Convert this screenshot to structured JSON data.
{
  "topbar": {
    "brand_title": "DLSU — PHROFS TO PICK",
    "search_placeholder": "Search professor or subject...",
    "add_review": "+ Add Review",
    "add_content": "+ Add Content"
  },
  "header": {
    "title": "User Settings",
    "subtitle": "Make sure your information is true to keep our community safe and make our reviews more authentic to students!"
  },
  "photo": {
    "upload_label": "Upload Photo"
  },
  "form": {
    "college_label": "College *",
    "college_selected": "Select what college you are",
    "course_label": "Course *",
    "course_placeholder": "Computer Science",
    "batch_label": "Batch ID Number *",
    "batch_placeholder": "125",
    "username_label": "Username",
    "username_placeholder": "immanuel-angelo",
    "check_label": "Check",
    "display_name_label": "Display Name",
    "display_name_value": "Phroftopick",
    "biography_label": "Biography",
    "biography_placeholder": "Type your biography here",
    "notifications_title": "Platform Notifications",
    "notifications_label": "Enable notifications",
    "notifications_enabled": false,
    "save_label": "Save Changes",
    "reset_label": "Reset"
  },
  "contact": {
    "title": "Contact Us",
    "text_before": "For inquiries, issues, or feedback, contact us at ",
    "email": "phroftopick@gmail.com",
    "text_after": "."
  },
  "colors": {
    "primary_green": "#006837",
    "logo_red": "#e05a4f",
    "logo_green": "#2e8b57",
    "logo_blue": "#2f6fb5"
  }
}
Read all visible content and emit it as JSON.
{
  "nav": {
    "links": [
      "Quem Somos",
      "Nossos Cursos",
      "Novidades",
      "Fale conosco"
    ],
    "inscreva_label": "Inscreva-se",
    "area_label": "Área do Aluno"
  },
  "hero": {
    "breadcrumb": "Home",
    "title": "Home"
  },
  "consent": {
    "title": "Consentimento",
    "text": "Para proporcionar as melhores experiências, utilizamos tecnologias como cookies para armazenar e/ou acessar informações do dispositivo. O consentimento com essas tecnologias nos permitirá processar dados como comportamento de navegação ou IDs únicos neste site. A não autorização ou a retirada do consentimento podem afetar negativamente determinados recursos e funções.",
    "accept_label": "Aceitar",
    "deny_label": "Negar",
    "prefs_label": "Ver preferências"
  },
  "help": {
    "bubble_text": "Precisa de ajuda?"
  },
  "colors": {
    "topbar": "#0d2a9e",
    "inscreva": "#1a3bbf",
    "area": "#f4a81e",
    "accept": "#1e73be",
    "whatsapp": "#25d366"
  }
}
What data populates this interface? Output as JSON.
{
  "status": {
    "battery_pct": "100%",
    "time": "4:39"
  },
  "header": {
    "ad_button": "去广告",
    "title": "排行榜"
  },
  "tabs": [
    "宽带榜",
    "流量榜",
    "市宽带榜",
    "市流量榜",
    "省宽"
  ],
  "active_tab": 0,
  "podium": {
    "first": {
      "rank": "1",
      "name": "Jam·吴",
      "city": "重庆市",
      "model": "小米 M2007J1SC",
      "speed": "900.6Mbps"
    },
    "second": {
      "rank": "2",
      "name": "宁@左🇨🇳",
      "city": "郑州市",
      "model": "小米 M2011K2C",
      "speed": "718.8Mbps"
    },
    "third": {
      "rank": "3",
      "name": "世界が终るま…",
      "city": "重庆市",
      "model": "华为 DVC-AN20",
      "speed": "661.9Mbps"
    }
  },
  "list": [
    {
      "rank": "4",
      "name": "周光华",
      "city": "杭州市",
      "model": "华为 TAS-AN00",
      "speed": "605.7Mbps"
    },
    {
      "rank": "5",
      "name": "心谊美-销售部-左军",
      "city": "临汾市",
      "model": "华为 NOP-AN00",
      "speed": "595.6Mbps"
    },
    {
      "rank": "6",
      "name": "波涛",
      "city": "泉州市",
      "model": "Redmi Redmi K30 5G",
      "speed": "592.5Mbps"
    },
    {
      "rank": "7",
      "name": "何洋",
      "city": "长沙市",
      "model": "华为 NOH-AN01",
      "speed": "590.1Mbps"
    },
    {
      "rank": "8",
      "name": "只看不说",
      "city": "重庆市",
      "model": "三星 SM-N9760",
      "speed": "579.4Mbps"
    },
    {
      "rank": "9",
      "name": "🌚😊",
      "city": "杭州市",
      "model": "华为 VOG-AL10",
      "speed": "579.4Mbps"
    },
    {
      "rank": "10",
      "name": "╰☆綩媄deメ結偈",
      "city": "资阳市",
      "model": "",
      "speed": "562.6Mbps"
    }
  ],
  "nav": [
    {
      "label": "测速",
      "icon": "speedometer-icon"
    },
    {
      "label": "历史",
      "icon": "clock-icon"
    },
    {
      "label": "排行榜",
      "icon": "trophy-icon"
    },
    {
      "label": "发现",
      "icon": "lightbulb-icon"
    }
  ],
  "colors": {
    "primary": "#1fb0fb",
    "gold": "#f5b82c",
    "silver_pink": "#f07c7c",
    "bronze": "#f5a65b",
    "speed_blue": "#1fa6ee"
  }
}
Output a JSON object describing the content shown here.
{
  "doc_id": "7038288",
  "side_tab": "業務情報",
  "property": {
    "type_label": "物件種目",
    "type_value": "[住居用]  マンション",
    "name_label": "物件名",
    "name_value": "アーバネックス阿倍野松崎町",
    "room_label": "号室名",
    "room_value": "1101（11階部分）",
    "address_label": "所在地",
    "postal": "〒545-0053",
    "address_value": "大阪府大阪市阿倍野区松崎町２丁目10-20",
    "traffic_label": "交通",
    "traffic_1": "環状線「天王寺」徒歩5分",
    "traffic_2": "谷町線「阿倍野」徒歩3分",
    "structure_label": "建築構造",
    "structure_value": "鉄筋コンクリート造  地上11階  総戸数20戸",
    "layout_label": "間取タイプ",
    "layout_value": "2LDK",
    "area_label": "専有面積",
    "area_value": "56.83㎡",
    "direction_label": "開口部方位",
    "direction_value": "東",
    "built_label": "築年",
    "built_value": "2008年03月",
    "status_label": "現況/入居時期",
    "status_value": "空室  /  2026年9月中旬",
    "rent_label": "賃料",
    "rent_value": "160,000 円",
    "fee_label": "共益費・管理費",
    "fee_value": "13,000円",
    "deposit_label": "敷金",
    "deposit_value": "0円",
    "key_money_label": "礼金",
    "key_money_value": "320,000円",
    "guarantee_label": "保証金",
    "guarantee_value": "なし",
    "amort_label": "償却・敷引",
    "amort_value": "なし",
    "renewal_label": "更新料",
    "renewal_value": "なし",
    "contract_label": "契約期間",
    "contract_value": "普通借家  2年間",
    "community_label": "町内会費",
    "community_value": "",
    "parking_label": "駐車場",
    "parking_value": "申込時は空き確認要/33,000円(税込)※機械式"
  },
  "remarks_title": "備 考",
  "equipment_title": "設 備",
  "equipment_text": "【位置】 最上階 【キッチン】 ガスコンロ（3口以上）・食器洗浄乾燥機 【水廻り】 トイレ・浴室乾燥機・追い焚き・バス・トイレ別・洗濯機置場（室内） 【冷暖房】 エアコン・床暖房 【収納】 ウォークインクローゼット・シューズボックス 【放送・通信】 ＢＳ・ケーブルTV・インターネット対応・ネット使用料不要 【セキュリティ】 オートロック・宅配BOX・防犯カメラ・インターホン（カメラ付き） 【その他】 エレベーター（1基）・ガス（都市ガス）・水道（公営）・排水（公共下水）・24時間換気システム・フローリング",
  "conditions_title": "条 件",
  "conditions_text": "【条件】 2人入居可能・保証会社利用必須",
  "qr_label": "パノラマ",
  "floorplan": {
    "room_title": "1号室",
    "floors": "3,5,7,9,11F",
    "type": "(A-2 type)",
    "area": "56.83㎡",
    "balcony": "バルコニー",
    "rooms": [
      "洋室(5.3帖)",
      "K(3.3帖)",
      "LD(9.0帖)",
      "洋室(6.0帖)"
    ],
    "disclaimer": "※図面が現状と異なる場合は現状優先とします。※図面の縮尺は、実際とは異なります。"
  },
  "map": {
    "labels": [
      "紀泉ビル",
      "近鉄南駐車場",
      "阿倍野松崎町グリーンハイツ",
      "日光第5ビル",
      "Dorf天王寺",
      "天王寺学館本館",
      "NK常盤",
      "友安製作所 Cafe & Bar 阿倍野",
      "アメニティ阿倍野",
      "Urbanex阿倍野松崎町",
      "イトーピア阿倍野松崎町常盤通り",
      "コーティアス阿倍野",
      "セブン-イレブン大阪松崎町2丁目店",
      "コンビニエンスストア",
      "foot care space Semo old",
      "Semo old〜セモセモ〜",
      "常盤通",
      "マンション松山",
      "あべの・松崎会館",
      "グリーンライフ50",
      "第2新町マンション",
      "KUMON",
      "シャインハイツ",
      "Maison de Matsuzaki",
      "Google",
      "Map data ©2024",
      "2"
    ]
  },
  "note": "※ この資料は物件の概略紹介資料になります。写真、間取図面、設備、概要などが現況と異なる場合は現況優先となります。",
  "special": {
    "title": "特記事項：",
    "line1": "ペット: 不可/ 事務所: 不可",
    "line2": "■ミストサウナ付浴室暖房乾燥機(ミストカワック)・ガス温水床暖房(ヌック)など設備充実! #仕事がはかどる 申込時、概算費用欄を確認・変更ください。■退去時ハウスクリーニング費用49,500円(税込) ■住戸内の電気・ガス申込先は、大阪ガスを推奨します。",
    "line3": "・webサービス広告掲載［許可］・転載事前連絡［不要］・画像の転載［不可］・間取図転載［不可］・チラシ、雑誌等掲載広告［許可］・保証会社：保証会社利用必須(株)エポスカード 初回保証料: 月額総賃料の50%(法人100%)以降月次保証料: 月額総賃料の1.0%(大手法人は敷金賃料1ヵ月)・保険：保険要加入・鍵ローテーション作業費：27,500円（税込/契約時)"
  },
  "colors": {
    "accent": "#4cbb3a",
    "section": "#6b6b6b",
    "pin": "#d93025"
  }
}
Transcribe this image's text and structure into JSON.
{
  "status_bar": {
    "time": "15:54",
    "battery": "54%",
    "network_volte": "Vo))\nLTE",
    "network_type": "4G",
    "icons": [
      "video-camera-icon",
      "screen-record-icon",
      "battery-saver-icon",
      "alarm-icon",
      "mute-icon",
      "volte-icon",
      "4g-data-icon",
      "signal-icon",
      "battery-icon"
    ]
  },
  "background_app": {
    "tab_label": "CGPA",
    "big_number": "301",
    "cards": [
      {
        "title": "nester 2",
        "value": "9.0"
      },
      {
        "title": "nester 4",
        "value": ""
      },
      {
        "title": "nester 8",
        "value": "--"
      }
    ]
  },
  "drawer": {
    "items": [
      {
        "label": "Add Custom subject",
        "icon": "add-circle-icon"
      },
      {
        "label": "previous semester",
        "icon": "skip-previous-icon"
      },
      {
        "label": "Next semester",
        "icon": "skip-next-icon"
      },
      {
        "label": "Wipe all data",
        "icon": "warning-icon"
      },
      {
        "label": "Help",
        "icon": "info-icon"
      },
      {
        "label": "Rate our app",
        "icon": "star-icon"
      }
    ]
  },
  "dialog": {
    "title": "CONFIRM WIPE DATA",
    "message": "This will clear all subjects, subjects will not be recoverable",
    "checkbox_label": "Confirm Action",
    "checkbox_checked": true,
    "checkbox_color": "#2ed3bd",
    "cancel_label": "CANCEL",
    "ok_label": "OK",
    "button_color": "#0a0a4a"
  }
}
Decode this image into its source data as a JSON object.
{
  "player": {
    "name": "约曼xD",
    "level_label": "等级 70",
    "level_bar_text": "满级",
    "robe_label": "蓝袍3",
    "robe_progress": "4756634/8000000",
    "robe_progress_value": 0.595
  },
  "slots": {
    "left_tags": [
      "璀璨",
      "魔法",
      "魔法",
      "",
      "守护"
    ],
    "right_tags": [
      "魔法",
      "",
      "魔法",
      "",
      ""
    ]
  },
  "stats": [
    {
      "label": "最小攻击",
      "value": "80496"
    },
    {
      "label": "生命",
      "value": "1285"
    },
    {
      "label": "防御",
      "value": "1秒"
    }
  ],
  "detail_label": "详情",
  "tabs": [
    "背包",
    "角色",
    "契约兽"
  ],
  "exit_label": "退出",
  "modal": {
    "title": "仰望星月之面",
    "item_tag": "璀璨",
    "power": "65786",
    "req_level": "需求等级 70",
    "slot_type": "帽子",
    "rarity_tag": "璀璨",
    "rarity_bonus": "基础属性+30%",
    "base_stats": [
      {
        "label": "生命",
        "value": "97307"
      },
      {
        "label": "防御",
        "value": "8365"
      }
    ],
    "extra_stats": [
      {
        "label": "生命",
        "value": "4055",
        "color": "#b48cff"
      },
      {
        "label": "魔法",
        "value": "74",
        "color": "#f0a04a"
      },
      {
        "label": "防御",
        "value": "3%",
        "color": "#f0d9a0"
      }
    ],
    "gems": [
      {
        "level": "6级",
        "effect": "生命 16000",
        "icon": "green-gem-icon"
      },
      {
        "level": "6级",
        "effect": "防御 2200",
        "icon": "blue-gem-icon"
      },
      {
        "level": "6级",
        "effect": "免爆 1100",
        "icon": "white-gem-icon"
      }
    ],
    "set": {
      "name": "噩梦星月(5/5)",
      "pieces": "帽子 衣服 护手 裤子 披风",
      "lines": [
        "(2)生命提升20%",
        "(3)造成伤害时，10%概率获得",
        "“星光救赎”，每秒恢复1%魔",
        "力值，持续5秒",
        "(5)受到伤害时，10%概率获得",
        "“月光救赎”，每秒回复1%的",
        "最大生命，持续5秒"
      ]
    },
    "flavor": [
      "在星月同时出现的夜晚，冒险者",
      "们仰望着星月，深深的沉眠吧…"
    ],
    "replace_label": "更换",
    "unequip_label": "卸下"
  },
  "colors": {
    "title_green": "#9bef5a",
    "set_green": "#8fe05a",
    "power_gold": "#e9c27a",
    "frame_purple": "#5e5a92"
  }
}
◆ ◆ ◆ ◆
Copy each line from the records above that includes the string "previous".

        "label": "previous semester",
        "icon": "skip-previous-icon"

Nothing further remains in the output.